## What to do:
The whole listing is to be repeated exactly. Add nothing.

## Provided data:
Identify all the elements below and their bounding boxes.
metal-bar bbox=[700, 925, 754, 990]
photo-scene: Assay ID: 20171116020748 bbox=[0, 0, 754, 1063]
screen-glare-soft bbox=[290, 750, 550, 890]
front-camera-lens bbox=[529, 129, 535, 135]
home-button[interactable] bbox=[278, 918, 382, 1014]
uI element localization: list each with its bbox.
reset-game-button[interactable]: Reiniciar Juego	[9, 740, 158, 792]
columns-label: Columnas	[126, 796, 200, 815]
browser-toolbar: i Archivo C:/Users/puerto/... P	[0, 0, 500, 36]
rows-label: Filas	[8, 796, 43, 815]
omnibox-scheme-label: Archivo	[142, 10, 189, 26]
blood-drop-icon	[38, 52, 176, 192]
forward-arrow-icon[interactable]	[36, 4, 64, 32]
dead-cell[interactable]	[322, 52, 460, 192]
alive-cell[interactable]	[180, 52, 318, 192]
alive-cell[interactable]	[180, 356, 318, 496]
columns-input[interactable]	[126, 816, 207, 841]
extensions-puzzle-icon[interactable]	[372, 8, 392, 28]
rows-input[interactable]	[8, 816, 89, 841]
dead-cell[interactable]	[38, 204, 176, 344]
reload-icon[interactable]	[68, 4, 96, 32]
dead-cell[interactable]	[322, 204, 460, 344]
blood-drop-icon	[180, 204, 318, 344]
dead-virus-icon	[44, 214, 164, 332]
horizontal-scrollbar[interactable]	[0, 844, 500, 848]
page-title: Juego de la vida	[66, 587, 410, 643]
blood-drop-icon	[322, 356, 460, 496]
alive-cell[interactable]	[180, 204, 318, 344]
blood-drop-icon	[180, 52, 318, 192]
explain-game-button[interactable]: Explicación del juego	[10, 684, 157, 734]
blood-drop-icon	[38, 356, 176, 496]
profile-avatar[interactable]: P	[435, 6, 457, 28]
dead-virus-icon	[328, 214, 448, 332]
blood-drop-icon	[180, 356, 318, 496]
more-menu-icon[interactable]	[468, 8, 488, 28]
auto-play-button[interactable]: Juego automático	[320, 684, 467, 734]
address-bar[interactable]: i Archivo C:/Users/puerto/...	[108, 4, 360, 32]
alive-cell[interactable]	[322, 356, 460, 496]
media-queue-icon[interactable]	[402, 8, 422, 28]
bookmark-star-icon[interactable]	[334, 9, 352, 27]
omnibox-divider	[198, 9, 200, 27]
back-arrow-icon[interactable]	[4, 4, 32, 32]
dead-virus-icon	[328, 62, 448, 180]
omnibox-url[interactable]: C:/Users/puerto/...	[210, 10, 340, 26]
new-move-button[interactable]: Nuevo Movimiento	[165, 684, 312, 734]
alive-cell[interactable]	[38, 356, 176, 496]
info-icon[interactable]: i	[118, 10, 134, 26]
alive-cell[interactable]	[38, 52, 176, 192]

## Answer space:
Identify all the elements below and their bounding boxes.
metal-bar bbox=[700, 925, 754, 990]
photo-scene: Assay ID: 20171116020748 bbox=[0, 0, 754, 1063]
screen-glare-soft bbox=[290, 750, 550, 890]
front-camera-lens bbox=[529, 129, 535, 135]
home-button[interactable] bbox=[278, 918, 382, 1014]
uI element localization: list each with its bbox.
reset-game-button[interactable]: Reiniciar Juego	[9, 740, 158, 792]
columns-label: Columnas	[126, 796, 200, 815]
browser-toolbar: i Archivo C:/Users/puerto/... P	[0, 0, 500, 36]
rows-label: Filas	[8, 796, 43, 815]
omnibox-scheme-label: Archivo	[142, 10, 189, 26]
blood-drop-icon	[38, 52, 176, 192]
forward-arrow-icon[interactable]	[36, 4, 64, 32]
dead-cell[interactable]	[322, 52, 460, 192]
alive-cell[interactable]	[180, 52, 318, 192]
alive-cell[interactable]	[180, 356, 318, 496]
columns-input[interactable]	[126, 816, 207, 841]
extensions-puzzle-icon[interactable]	[372, 8, 392, 28]
rows-input[interactable]	[8, 816, 89, 841]
dead-cell[interactable]	[38, 204, 176, 344]
reload-icon[interactable]	[68, 4, 96, 32]
dead-cell[interactable]	[322, 204, 460, 344]
blood-drop-icon	[180, 204, 318, 344]
dead-virus-icon	[44, 214, 164, 332]
horizontal-scrollbar[interactable]	[0, 844, 500, 848]
page-title: Juego de la vida	[66, 587, 410, 643]
blood-drop-icon	[322, 356, 460, 496]
alive-cell[interactable]	[180, 204, 318, 344]
blood-drop-icon	[180, 52, 318, 192]
explain-game-button[interactable]: Explicación del juego	[10, 684, 157, 734]
blood-drop-icon	[38, 356, 176, 496]
profile-avatar[interactable]: P	[435, 6, 457, 28]
dead-virus-icon	[328, 214, 448, 332]
blood-drop-icon	[180, 356, 318, 496]
more-menu-icon[interactable]	[468, 8, 488, 28]
auto-play-button[interactable]: Juego automático	[320, 684, 467, 734]
address-bar[interactable]: i Archivo C:/Users/puerto/...	[108, 4, 360, 32]
alive-cell[interactable]	[322, 356, 460, 496]
media-queue-icon[interactable]	[402, 8, 422, 28]
bookmark-star-icon[interactable]	[334, 9, 352, 27]
omnibox-divider	[198, 9, 200, 27]
back-arrow-icon[interactable]	[4, 4, 32, 32]
dead-virus-icon	[328, 62, 448, 180]
omnibox-url[interactable]: C:/Users/puerto/...	[210, 10, 340, 26]
new-move-button[interactable]: Nuevo Movimiento	[165, 684, 312, 734]
alive-cell[interactable]	[38, 356, 176, 496]
info-icon[interactable]: i	[118, 10, 134, 26]
alive-cell[interactable]	[38, 52, 176, 192]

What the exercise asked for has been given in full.